Search the records below for the word "Xизм" and show every line where it occurs.

━━ Supplied data ━━

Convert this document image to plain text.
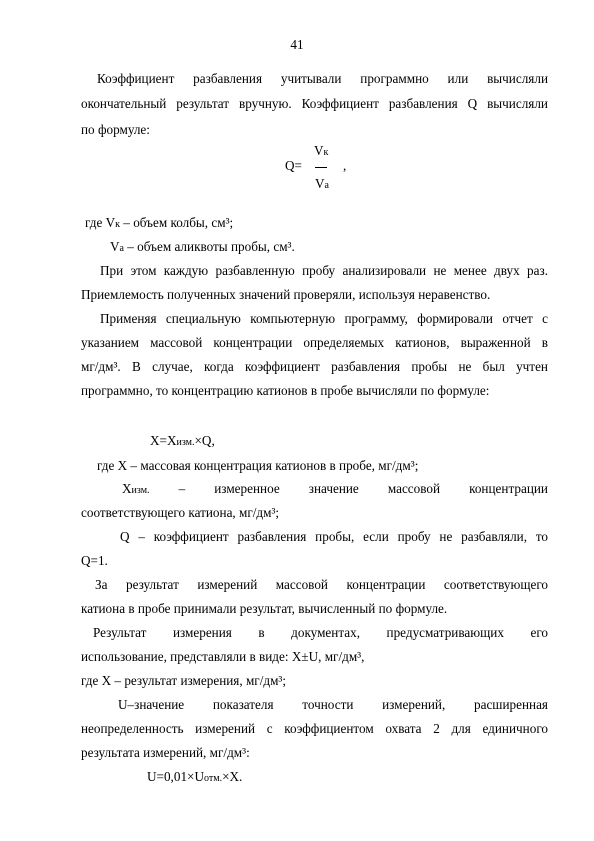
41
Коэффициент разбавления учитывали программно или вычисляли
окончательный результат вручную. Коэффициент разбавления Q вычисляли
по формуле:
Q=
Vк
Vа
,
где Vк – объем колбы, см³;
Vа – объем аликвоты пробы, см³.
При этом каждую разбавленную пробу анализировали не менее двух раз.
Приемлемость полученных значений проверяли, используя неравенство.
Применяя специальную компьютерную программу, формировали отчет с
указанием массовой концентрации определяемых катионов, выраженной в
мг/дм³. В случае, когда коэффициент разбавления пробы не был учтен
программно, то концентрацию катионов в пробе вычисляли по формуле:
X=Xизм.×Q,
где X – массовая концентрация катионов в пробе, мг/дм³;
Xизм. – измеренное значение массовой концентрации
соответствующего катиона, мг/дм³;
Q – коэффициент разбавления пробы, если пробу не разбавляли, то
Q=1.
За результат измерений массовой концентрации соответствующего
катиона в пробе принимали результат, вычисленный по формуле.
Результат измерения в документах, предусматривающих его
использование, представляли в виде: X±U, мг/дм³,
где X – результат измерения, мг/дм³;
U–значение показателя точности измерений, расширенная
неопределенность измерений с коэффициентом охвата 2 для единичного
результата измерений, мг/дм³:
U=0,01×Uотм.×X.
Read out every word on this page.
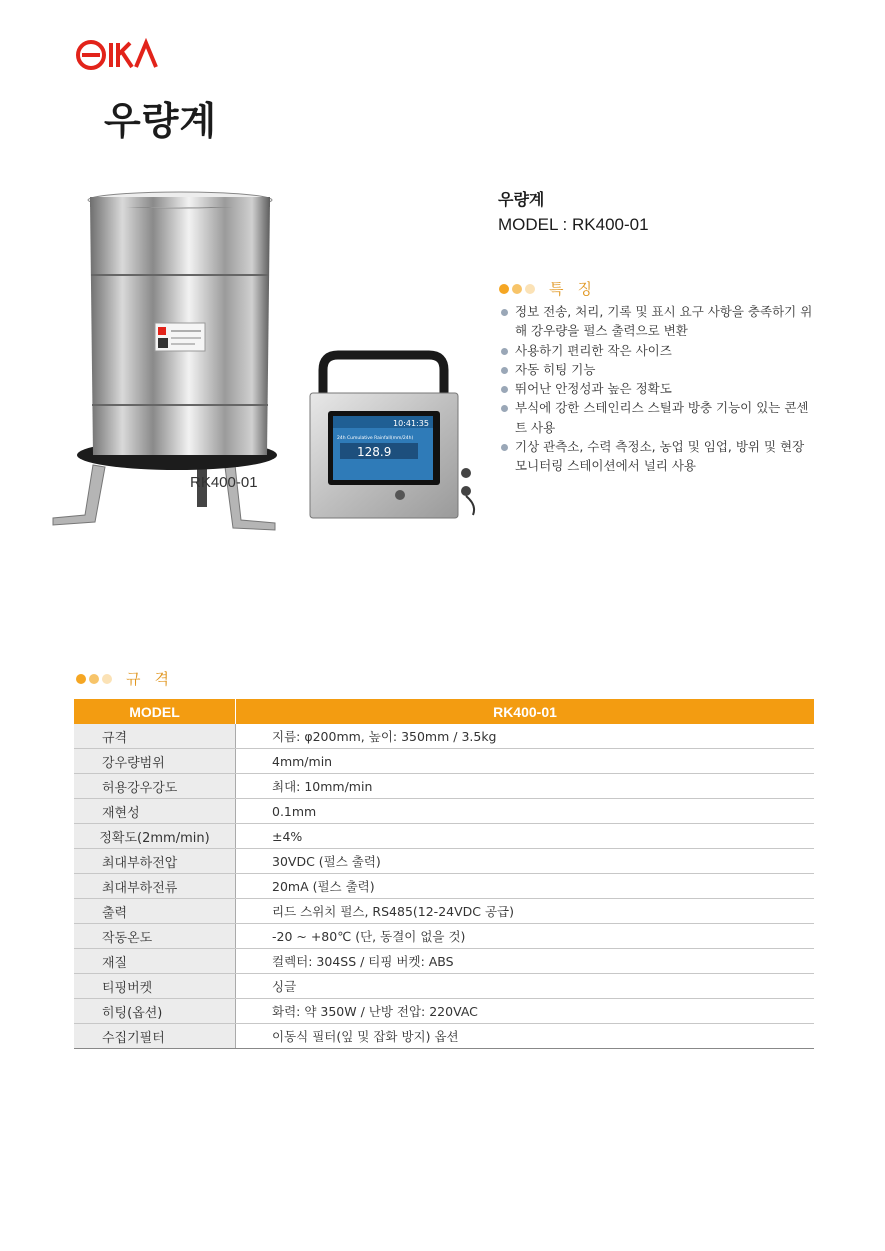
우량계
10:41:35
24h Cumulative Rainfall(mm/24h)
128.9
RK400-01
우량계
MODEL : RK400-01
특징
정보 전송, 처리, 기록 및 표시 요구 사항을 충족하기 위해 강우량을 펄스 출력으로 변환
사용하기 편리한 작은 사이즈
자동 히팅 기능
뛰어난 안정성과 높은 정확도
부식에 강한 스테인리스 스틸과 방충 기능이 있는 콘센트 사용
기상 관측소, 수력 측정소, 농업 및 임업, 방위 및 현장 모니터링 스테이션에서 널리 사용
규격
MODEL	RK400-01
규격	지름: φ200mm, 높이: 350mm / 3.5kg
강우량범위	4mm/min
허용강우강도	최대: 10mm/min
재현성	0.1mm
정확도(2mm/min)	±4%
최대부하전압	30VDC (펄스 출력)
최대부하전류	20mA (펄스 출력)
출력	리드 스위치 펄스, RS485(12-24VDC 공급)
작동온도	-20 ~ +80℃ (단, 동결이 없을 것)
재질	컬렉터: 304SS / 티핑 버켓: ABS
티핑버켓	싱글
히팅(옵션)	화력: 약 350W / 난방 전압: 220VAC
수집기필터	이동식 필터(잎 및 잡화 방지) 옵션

━━━

## [Full response]
X=Xизм.×Q,
Xизм. – измеренное значение массовой концентрации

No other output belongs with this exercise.